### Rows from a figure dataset
>> Begin
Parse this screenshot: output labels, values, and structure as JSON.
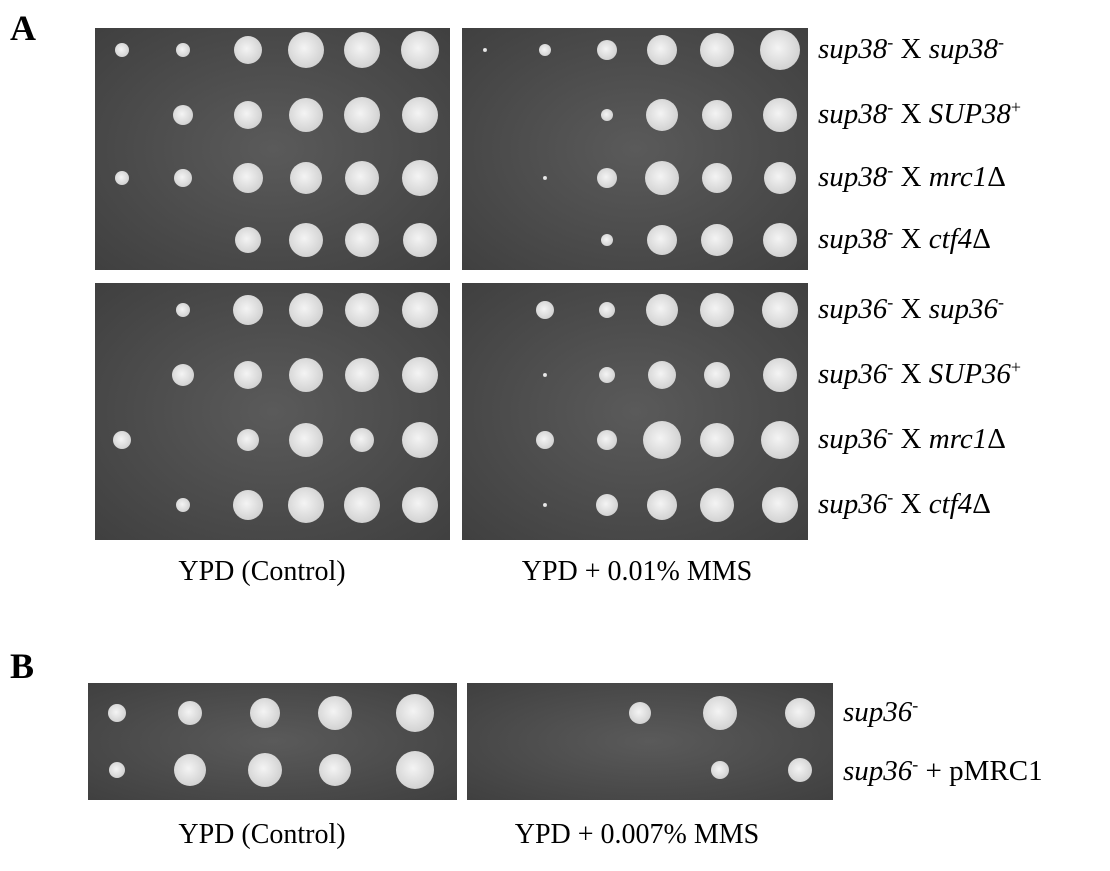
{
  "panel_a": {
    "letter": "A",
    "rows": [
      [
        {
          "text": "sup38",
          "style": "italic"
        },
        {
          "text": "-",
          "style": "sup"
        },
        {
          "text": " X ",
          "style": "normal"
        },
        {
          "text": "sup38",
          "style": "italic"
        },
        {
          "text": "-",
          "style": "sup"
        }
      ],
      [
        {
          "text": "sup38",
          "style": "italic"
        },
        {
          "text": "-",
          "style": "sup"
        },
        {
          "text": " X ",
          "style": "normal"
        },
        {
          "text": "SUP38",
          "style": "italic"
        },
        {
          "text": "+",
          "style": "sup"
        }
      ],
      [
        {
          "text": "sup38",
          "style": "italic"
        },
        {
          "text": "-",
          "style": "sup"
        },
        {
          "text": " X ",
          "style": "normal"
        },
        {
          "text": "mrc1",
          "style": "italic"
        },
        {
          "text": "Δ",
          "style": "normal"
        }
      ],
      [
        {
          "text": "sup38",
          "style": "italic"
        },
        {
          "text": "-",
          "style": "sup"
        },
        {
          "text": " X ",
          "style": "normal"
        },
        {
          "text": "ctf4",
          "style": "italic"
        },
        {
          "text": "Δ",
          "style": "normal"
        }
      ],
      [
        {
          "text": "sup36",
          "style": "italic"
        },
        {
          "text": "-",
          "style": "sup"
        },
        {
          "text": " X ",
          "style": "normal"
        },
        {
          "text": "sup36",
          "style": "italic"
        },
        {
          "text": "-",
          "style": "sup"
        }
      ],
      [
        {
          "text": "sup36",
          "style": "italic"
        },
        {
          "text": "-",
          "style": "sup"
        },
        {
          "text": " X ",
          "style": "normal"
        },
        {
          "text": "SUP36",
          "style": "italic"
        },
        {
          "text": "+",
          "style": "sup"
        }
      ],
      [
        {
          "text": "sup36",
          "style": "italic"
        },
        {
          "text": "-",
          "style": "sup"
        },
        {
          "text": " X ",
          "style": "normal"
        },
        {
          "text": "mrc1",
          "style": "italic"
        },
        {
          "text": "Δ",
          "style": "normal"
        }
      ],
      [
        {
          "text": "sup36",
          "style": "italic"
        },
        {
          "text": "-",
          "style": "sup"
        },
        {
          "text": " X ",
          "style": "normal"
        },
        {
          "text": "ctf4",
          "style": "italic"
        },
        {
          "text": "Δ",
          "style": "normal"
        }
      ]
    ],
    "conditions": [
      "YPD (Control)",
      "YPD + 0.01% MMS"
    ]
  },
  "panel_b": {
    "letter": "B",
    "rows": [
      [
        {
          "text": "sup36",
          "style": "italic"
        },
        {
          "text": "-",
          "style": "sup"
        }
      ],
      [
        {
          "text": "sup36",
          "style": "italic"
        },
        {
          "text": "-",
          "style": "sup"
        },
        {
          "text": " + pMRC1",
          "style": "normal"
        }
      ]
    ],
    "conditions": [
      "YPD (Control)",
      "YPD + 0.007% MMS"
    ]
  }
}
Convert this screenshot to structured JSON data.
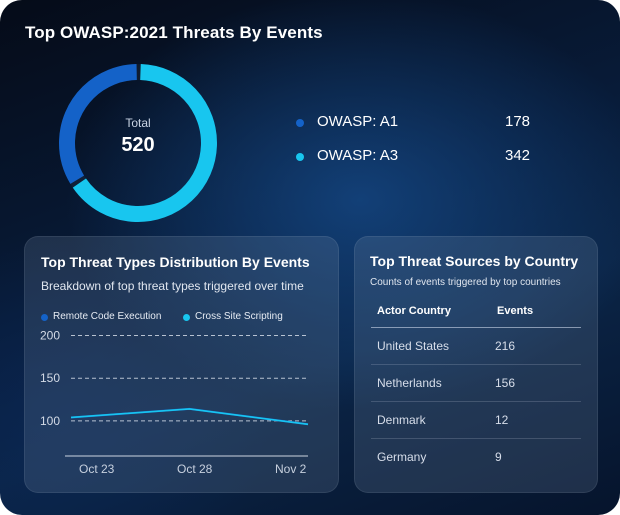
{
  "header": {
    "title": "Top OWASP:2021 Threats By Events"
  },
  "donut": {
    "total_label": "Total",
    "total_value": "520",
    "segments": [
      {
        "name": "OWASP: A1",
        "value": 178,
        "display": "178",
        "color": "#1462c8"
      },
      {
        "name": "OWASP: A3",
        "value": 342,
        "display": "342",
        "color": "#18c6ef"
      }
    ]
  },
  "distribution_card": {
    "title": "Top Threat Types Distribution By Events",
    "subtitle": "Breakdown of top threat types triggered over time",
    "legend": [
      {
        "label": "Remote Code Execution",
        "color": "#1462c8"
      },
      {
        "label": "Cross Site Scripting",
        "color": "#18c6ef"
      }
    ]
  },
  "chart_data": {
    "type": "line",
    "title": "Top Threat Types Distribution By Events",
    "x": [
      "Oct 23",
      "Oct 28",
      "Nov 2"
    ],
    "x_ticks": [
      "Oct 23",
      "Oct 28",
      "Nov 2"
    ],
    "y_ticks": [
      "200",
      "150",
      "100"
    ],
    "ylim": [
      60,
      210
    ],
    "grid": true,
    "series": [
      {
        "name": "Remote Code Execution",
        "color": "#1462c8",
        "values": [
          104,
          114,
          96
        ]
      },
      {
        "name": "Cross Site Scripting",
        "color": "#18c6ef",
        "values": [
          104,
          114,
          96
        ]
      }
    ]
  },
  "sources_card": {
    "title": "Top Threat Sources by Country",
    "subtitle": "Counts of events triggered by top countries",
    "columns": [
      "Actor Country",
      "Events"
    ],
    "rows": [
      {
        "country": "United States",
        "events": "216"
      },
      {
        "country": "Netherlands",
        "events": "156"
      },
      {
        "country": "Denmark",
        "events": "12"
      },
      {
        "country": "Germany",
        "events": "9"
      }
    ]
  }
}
>> End
### Task description
Give an exact reproduction of every line, leaving out any picture.

### Exercise response
Parse this screenshot: output labels, values, and structure as JSON.
{
  "panel_a": {
    "letter": "A",
    "rows": [
      [
        {
          "text": "sup38",
          "style": "italic"
        },
        {
          "text": "-",
          "style": "sup"
        },
        {
          "text": " X ",
          "style": "normal"
        },
        {
          "text": "sup38",
          "style": "italic"
        },
        {
          "text": "-",
          "style": "sup"
        }
      ],
      [
        {
          "text": "sup38",
          "style": "italic"
        },
        {
          "text": "-",
          "style": "sup"
        },
        {
          "text": " X ",
          "style": "normal"
        },
        {
          "text": "SUP38",
          "style": "italic"
        },
        {
          "text": "+",
          "style": "sup"
        }
      ],
      [
        {
          "text": "sup38",
          "style": "italic"
        },
        {
          "text": "-",
          "style": "sup"
        },
        {
          "text": " X ",
          "style": "normal"
        },
        {
          "text": "mrc1",
          "style": "italic"
        },
        {
          "text": "Δ",
          "style": "normal"
        }
      ],
      [
        {
          "text": "sup38",
          "style": "italic"
        },
        {
          "text": "-",
          "style": "sup"
        },
        {
          "text": " X ",
          "style": "normal"
        },
        {
          "text": "ctf4",
          "style": "italic"
        },
        {
          "text": "Δ",
          "style": "normal"
        }
      ],
      [
        {
          "text": "sup36",
          "style": "italic"
        },
        {
          "text": "-",
          "style": "sup"
        },
        {
          "text": " X ",
          "style": "normal"
        },
        {
          "text": "sup36",
          "style": "italic"
        },
        {
          "text": "-",
          "style": "sup"
        }
      ],
      [
        {
          "text": "sup36",
          "style": "italic"
        },
        {
          "text": "-",
          "style": "sup"
        },
        {
          "text": " X ",
          "style": "normal"
        },
        {
          "text": "SUP36",
          "style": "italic"
        },
        {
          "text": "+",
          "style": "sup"
        }
      ],
      [
        {
          "text": "sup36",
          "style": "italic"
        },
        {
          "text": "-",
          "style": "sup"
        },
        {
          "text": " X ",
          "style": "normal"
        },
        {
          "text": "mrc1",
          "style": "italic"
        },
        {
          "text": "Δ",
          "style": "normal"
        }
      ],
      [
        {
          "text": "sup36",
          "style": "italic"
        },
        {
          "text": "-",
          "style": "sup"
        },
        {
          "text": " X ",
          "style": "normal"
        },
        {
          "text": "ctf4",
          "style": "italic"
        },
        {
          "text": "Δ",
          "style": "normal"
        }
      ]
    ],
    "conditions": [
      "YPD (Control)",
      "YPD + 0.01% MMS"
    ]
  },
  "panel_b": {
    "letter": "B",
    "rows": [
      [
        {
          "text": "sup36",
          "style": "italic"
        },
        {
          "text": "-",
          "style": "sup"
        }
      ],
      [
        {
          "text": "sup36",
          "style": "italic"
        },
        {
          "text": "-",
          "style": "sup"
        },
        {
          "text": " + pMRC1",
          "style": "normal"
        }
      ]
    ],
    "conditions": [
      "YPD (Control)",
      "YPD + 0.007% MMS"
    ]
  }
}
Convert this screenshot to structured JSON data.
{
  "header": {
    "title": "Top OWASP:2021 Threats By Events"
  },
  "donut": {
    "total_label": "Total",
    "total_value": "520",
    "segments": [
      {
        "name": "OWASP: A1",
        "value": 178,
        "display": "178",
        "color": "#1462c8"
      },
      {
        "name": "OWASP: A3",
        "value": 342,
        "display": "342",
        "color": "#18c6ef"
      }
    ]
  },
  "distribution_card": {
    "title": "Top Threat Types Distribution By Events",
    "subtitle": "Breakdown of top threat types triggered over time",
    "legend": [
      {
        "label": "Remote Code Execution",
        "color": "#1462c8"
      },
      {
        "label": "Cross Site Scripting",
        "color": "#18c6ef"
      }
    ]
  },
  "chart_data": {
    "type": "line",
    "title": "Top Threat Types Distribution By Events",
    "x": [
      "Oct 23",
      "Oct 28",
      "Nov 2"
    ],
    "x_ticks": [
      "Oct 23",
      "Oct 28",
      "Nov 2"
    ],
    "y_ticks": [
      "200",
      "150",
      "100"
    ],
    "ylim": [
      60,
      210
    ],
    "grid": true,
    "series": [
      {
        "name": "Remote Code Execution",
        "color": "#1462c8",
        "values": [
          104,
          114,
          96
        ]
      },
      {
        "name": "Cross Site Scripting",
        "color": "#18c6ef",
        "values": [
          104,
          114,
          96
        ]
      }
    ]
  },
  "sources_card": {
    "title": "Top Threat Sources by Country",
    "subtitle": "Counts of events triggered by top countries",
    "columns": [
      "Actor Country",
      "Events"
    ],
    "rows": [
      {
        "country": "United States",
        "events": "216"
      },
      {
        "country": "Netherlands",
        "events": "156"
      },
      {
        "country": "Denmark",
        "events": "12"
      },
      {
        "country": "Germany",
        "events": "9"
      }
    ]
  }
}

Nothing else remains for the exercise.